Your goal - Print all of the data exactly.

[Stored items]
= = = = = = =

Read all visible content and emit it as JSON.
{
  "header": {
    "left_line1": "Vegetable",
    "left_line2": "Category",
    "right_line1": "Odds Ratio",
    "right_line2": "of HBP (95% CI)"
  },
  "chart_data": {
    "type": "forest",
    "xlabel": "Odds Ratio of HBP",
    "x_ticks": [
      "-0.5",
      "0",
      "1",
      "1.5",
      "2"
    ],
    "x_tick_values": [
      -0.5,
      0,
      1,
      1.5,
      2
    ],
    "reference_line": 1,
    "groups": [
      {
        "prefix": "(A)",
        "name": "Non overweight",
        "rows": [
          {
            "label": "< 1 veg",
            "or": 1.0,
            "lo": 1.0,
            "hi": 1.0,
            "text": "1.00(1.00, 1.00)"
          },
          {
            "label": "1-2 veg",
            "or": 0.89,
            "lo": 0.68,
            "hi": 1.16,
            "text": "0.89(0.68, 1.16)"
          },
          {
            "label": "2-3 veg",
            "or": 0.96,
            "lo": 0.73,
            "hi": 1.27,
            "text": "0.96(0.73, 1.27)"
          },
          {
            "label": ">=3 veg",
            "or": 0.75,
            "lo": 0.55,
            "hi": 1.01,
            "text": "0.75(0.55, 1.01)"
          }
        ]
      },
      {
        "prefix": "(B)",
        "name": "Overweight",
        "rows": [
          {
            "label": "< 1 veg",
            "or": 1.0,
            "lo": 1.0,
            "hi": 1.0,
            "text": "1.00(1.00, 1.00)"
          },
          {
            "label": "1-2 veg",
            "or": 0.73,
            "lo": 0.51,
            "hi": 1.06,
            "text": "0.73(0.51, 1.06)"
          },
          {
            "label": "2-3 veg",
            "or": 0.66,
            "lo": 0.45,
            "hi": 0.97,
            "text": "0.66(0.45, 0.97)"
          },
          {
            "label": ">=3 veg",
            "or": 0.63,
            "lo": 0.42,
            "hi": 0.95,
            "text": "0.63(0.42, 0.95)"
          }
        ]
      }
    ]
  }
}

= = = = = = =

Full output -
Read all visible content and emit it as JSON.
{
  "header": {
    "left_line1": "Vegetable",
    "left_line2": "Category",
    "right_line1": "Odds Ratio",
    "right_line2": "of HBP (95% CI)"
  },
  "chart_data": {
    "type": "forest",
    "xlabel": "Odds Ratio of HBP",
    "x_ticks": [
      "-0.5",
      "0",
      "1",
      "1.5",
      "2"
    ],
    "x_tick_values": [
      -0.5,
      0,
      1,
      1.5,
      2
    ],
    "reference_line": 1,
    "groups": [
      {
        "prefix": "(A)",
        "name": "Non overweight",
        "rows": [
          {
            "label": "< 1 veg",
            "or": 1.0,
            "lo": 1.0,
            "hi": 1.0,
            "text": "1.00(1.00, 1.00)"
          },
          {
            "label": "1-2 veg",
            "or": 0.89,
            "lo": 0.68,
            "hi": 1.16,
            "text": "0.89(0.68, 1.16)"
          },
          {
            "label": "2-3 veg",
            "or": 0.96,
            "lo": 0.73,
            "hi": 1.27,
            "text": "0.96(0.73, 1.27)"
          },
          {
            "label": ">=3 veg",
            "or": 0.75,
            "lo": 0.55,
            "hi": 1.01,
            "text": "0.75(0.55, 1.01)"
          }
        ]
      },
      {
        "prefix": "(B)",
        "name": "Overweight",
        "rows": [
          {
            "label": "< 1 veg",
            "or": 1.0,
            "lo": 1.0,
            "hi": 1.0,
            "text": "1.00(1.00, 1.00)"
          },
          {
            "label": "1-2 veg",
            "or": 0.73,
            "lo": 0.51,
            "hi": 1.06,
            "text": "0.73(0.51, 1.06)"
          },
          {
            "label": "2-3 veg",
            "or": 0.66,
            "lo": 0.45,
            "hi": 0.97,
            "text": "0.66(0.45, 0.97)"
          },
          {
            "label": ">=3 veg",
            "or": 0.63,
            "lo": 0.42,
            "hi": 0.95,
            "text": "0.63(0.42, 0.95)"
          }
        ]
      }
    ]
  }
}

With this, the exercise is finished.